> Kurze Aufgabe
Gib alle Zeilen der folgenden Einträge als JSON-Liste aus, mit genau einer Zeichenkette pro Zeile und ohne Leerzeilen.

___ Erfasste Daten ___

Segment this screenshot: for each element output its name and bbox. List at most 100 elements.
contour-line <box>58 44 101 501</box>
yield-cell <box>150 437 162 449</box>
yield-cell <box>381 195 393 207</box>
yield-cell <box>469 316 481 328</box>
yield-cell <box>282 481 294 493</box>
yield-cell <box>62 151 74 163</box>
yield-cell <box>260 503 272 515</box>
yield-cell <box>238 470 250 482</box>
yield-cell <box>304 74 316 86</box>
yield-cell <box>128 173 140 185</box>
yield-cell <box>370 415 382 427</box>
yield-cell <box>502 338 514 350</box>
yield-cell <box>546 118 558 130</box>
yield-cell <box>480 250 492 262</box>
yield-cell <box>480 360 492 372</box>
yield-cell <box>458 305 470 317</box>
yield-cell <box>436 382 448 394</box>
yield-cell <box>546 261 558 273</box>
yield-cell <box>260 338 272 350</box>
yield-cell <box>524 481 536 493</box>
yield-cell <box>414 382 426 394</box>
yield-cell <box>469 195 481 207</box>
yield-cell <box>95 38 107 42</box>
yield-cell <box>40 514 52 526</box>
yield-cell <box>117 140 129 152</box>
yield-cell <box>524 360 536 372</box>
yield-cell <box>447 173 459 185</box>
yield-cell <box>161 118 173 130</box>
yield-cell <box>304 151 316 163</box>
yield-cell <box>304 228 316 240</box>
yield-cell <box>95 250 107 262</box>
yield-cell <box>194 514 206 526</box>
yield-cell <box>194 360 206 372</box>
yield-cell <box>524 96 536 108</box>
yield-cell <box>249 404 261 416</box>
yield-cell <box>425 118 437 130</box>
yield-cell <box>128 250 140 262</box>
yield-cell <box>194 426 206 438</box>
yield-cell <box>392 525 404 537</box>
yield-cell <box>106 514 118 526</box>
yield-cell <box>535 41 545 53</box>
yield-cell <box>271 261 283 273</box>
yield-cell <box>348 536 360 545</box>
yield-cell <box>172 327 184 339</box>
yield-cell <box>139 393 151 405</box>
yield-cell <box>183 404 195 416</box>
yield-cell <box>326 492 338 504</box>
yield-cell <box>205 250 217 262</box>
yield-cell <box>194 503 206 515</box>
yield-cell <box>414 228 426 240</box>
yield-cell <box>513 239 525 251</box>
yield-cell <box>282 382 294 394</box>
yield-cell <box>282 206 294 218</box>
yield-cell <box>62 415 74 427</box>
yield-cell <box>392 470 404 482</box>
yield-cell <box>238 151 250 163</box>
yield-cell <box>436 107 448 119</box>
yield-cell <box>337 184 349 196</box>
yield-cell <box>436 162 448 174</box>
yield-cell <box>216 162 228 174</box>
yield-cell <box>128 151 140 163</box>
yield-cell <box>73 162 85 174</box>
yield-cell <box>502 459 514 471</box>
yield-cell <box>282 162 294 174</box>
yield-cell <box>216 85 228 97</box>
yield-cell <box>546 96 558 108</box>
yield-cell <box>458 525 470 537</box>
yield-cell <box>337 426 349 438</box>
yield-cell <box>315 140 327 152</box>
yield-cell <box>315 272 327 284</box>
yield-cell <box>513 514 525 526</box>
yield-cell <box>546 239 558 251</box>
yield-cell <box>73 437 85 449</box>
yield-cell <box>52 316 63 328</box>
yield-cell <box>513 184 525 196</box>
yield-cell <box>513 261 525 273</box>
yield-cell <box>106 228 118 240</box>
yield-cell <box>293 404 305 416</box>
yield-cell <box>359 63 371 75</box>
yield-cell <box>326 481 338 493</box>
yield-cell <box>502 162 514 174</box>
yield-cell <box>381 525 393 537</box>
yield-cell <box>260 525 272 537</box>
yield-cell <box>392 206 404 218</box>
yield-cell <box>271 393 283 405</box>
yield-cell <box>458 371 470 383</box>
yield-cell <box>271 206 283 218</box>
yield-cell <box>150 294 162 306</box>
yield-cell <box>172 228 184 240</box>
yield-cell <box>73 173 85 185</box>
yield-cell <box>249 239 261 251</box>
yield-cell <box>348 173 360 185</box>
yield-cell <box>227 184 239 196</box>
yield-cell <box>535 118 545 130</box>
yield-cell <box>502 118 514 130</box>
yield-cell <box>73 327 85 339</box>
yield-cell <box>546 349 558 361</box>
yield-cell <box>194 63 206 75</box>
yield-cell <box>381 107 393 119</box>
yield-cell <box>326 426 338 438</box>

___

> Lösung der Aufgabe
[
  "Segment this screenshot: for each element output its name and bbox. List at most 100 elements.",
  "contour-line <box>58 44 101 501</box>",
  "yield-cell <box>150 437 162 449</box>",
  "yield-cell <box>381 195 393 207</box>",
  "yield-cell <box>469 316 481 328</box>",
  "yield-cell <box>282 481 294 493</box>",
  "yield-cell <box>62 151 74 163</box>",
  "yield-cell <box>260 503 272 515</box>",
  "yield-cell <box>238 470 250 482</box>",
  "yield-cell <box>304 74 316 86</box>",
  "yield-cell <box>128 173 140 185</box>",
  "yield-cell <box>370 415 382 427</box>",
  "yield-cell <box>502 338 514 350</box>",
  "yield-cell <box>546 118 558 130</box>",
  "yield-cell <box>480 250 492 262</box>",
  "yield-cell <box>480 360 492 372</box>",
  "yield-cell <box>458 305 470 317</box>",
  "yield-cell <box>436 382 448 394</box>",
  "yield-cell <box>546 261 558 273</box>",
  "yield-cell <box>260 338 272 350</box>",
  "yield-cell <box>524 481 536 493</box>",
  "yield-cell <box>414 382 426 394</box>",
  "yield-cell <box>469 195 481 207</box>",
  "yield-cell <box>95 38 107 42</box>",
  "yield-cell <box>40 514 52 526</box>",
  "yield-cell <box>117 140 129 152</box>",
  "yield-cell <box>524 360 536 372</box>",
  "yield-cell <box>447 173 459 185</box>",
  "yield-cell <box>161 118 173 130</box>",
  "yield-cell <box>304 151 316 163</box>",
  "yield-cell <box>304 228 316 240</box>",
  "yield-cell <box>95 250 107 262</box>",
  "yield-cell <box>194 514 206 526</box>",
  "yield-cell <box>194 360 206 372</box>",
  "yield-cell <box>524 96 536 108</box>",
  "yield-cell <box>249 404 261 416</box>",
  "yield-cell <box>425 118 437 130</box>",
  "yield-cell <box>128 250 140 262</box>",
  "yield-cell <box>194 426 206 438</box>",
  "yield-cell <box>392 525 404 537</box>",
  "yield-cell <box>106 514 118 526</box>",
  "yield-cell <box>535 41 545 53</box>",
  "yield-cell <box>271 261 283 273</box>",
  "yield-cell <box>348 536 360 545</box>",
  "yield-cell <box>172 327 184 339</box>",
  "yield-cell <box>139 393 151 405</box>",
  "yield-cell <box>183 404 195 416</box>",
  "yield-cell <box>326 492 338 504</box>",
  "yield-cell <box>205 250 217 262</box>",
  "yield-cell <box>194 503 206 515</box>",
  "yield-cell <box>414 228 426 240</box>",
  "yield-cell <box>513 239 525 251</box>",
  "yield-cell <box>282 382 294 394</box>",
  "yield-cell <box>282 206 294 218</box>",
  "yield-cell <box>62 415 74 427</box>",
  "yield-cell <box>392 470 404 482</box>",
  "yield-cell <box>238 151 250 163</box>",
  "yield-cell <box>436 107 448 119</box>",
  "yield-cell <box>337 184 349 196</box>",
  "yield-cell <box>436 162 448 174</box>",
  "yield-cell <box>216 162 228 174</box>",
  "yield-cell <box>128 151 140 163</box>",
  "yield-cell <box>73 162 85 174</box>",
  "yield-cell <box>502 459 514 471</box>",
  "yield-cell <box>282 162 294 174</box>",
  "yield-cell <box>216 85 228 97</box>",
  "yield-cell <box>546 96 558 108</box>",
  "yield-cell <box>458 525 470 537</box>",
  "yield-cell <box>337 426 349 438</box>",
  "yield-cell <box>315 140 327 152</box>",
  "yield-cell <box>315 272 327 284</box>",
  "yield-cell <box>513 514 525 526</box>",
  "yield-cell <box>546 239 558 251</box>",
  "yield-cell <box>73 437 85 449</box>",
  "yield-cell <box>52 316 63 328</box>",
  "yield-cell <box>513 184 525 196</box>",
  "yield-cell <box>513 261 525 273</box>",
  "yield-cell <box>106 228 118 240</box>",
  "yield-cell <box>293 404 305 416</box>",
  "yield-cell <box>359 63 371 75</box>",
  "yield-cell <box>326 481 338 493</box>",
  "yield-cell <box>502 162 514 174</box>",
  "yield-cell <box>381 525 393 537</box>",
  "yield-cell <box>260 525 272 537</box>",
  "yield-cell <box>392 206 404 218</box>",
  "yield-cell <box>271 393 283 405</box>",
  "yield-cell <box>458 371 470 383</box>",
  "yield-cell <box>271 206 283 218</box>",
  "yield-cell <box>150 294 162 306</box>",
  "yield-cell <box>172 228 184 240</box>",
  "yield-cell <box>73 173 85 185</box>",
  "yield-cell <box>249 239 261 251</box>",
  "yield-cell <box>348 173 360 185</box>",
  "yield-cell <box>227 184 239 196</box>",
  "yield-cell <box>535 118 545 130</box>",
  "yield-cell <box>502 118 514 130</box>",
  "yield-cell <box>73 327 85 339</box>",
  "yield-cell <box>546 349 558 361</box>",
  "yield-cell <box>194 63 206 75</box>",
  "yield-cell <box>381 107 393 119</box>",
  "yield-cell <box>326 426 338 438</box>"
]